A good number of naive recursive functions have exponential complexity, so this is good intuition to keep in mind.

Consider this function:

function fiboR1(n){
  if( n === 0 || n === 1 ){
    return n;
  } else if ( n >=2 ){
    return fiboR1(n-1) + fiboR1(n-1);
  }
}

Okay, so fiboR1 doesn't actually compute the Fibonacci sequence. That doesn't matter. Notice that its asymptotic complexity will be at least that of fiboR. This is because the two recursive calls to fiboR1(n-1) are more expensive than one call to fiboR(n-1) and one call to fiboR(n-2). So let's think about what the complexity of fiboR1 is.

Let's consider an example call to fiboR1(100).

fiboR1(100) = 2 * fiboR1(99)
            = 4 * fiboR1(98)
            = 8 * fiboR1(97)
            = 16 * fiboR1(96)
            = 32 * fiboR1(95)
            = 64 * fiboR1(94)
            ...

See the pattern now? We have O(2^n) recursive calls to fiboR1, and each call is a constant time branch. So fiboR1 is O(2^n), which means that by extension, fiboR is also O(2^n), as big-O is an upper-bound function.

■ ■ ■ ■

■ YOUR TASKS ■
**A)** Please copy the recursion passage above word for word, beginning at the words "Okay, so fiboR1" and stopping after the words "call to fiboR1(100).".
**B)** In the recursion passage above, list every number that multiplies fiboR1 in the worked expansion of fiboR1(100).
**C)** Answer these questions about the recursion passage above:
(i) For which values of n does fiboR1 return n directly?
(ii) What kind of branch is each call to fiboR1 described as?
(iii) What big-O complexity is concluded for fiboR?

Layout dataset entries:
■ ■ ■ ■

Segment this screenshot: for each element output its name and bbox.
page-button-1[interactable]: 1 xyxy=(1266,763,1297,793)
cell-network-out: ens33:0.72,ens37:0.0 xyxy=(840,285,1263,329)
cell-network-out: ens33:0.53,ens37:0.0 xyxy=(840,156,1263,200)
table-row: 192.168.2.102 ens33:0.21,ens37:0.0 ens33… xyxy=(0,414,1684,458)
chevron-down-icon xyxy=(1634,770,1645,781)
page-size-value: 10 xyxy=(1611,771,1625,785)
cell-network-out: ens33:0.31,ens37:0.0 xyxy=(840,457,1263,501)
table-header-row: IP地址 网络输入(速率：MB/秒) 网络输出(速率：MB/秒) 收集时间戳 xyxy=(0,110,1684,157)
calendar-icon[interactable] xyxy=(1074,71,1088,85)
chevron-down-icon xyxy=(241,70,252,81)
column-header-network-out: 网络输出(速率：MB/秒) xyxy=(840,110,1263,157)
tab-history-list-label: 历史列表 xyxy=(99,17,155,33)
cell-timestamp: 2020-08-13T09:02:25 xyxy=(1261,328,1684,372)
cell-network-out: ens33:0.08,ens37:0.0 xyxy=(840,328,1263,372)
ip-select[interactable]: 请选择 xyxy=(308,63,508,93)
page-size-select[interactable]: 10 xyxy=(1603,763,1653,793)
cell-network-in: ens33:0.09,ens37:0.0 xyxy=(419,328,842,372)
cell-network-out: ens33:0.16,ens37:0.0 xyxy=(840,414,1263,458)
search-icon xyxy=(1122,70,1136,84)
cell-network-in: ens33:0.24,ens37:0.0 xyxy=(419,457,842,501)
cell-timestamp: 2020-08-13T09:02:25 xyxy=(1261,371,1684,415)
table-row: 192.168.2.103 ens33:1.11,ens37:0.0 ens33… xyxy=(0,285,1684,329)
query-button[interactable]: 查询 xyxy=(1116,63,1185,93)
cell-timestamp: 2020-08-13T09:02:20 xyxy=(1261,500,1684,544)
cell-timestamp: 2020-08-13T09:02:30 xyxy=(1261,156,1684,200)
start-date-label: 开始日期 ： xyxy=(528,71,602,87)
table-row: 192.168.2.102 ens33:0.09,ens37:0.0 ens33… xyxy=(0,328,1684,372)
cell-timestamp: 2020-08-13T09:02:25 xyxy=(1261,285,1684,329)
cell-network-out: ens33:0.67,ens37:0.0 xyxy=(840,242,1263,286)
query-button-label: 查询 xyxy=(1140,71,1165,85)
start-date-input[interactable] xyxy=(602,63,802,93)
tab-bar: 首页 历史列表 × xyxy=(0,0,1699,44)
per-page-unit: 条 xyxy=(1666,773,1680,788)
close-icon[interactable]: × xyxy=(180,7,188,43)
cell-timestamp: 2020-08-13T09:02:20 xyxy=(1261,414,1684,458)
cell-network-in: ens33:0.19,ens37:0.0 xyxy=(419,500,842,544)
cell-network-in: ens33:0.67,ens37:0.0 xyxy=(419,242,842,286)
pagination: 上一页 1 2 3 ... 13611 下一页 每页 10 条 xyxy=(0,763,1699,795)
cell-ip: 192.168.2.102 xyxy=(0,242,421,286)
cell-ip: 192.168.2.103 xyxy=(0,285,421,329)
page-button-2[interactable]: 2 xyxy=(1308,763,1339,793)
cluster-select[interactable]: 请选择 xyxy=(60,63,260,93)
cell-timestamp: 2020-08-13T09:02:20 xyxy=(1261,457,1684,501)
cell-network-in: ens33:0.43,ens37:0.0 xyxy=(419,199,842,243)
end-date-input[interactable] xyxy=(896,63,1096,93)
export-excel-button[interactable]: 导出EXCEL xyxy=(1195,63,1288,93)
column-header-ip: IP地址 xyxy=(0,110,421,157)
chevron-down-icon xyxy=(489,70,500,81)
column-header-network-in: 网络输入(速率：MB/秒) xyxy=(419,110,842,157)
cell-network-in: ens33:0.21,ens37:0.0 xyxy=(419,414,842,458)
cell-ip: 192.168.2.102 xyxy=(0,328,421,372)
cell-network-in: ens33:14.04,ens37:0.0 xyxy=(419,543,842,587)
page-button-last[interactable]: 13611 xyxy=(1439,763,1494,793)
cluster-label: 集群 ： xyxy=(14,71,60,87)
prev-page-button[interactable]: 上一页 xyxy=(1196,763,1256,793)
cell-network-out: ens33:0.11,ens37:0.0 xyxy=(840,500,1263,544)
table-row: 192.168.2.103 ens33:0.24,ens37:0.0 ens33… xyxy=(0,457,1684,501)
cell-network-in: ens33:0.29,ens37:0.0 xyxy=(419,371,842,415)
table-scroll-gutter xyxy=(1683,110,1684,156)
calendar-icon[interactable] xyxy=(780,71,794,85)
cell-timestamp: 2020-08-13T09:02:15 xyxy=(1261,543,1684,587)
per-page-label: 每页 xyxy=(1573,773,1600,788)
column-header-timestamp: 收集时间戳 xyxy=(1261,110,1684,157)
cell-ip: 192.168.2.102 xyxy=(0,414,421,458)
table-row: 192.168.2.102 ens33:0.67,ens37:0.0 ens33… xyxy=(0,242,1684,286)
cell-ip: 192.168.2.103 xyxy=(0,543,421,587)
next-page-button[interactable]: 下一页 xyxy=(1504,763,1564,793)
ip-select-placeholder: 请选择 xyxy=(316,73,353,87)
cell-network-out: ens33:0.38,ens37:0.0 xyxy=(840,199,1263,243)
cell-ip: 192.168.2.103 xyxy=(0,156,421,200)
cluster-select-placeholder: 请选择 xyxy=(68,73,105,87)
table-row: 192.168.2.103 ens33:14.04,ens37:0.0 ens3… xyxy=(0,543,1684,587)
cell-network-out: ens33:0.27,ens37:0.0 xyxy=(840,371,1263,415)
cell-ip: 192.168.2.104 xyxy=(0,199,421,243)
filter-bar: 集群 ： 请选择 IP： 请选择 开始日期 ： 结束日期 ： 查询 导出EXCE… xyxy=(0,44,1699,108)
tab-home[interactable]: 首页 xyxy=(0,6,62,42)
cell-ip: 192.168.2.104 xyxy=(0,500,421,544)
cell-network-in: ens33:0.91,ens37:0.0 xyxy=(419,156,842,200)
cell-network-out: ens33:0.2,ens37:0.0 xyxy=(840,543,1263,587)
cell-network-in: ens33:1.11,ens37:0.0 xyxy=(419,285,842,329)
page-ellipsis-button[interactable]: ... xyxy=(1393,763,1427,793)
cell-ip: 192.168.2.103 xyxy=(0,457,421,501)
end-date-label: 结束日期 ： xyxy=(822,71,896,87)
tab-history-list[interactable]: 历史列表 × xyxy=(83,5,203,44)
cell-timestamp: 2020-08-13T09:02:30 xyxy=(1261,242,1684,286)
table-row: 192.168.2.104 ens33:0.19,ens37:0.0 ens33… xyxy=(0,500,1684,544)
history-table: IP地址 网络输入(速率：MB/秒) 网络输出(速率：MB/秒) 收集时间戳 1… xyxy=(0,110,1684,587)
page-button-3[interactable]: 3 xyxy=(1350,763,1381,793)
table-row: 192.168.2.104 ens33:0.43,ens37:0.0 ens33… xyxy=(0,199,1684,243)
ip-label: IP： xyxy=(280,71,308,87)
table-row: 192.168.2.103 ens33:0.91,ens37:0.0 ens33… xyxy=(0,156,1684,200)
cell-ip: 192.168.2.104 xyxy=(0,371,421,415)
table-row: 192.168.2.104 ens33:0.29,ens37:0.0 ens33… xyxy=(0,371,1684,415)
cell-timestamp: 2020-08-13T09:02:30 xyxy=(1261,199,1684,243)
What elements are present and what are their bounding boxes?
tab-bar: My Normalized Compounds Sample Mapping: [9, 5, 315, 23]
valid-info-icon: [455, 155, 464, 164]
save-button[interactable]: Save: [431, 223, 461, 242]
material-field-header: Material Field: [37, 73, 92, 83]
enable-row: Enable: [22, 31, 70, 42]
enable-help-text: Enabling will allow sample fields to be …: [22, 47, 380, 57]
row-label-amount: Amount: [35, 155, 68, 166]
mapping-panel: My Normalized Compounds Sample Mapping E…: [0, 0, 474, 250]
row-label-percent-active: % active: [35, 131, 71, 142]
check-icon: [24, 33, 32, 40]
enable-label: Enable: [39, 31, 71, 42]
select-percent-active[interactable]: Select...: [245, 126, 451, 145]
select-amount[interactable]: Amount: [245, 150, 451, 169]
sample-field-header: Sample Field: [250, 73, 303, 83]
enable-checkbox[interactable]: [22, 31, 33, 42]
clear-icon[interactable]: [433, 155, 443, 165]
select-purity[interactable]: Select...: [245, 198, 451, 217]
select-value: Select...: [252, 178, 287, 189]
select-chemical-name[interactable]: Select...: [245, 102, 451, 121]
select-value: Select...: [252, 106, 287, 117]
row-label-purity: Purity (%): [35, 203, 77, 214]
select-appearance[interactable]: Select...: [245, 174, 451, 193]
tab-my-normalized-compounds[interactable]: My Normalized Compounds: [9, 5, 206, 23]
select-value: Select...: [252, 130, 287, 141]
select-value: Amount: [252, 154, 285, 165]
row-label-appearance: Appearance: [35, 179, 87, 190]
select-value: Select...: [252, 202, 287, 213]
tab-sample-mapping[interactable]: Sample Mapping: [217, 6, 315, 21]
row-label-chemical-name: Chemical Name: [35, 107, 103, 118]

■ ■ ■ ■

■ SOLUTIONS IN ORDER ■
**A)**
Okay, so fiboR1 doesn't actually compute the Fibonacci sequence. That doesn't matter. Notice that its asymptotic complexity will be at least that of fiboR. This is because the two recursive calls to fiboR1(n-1) are more expensive than one call to fiboR(n-1) and one call to fiboR(n-2). So let's think about what the complexity of fiboR1 is.

Let's consider an example call to fiboR1(100).

**B)** 2, 4, 8, 16, 32, 64

**C)**
(i) 0 and 1
(ii) A constant time branch
(iii) O(2^n)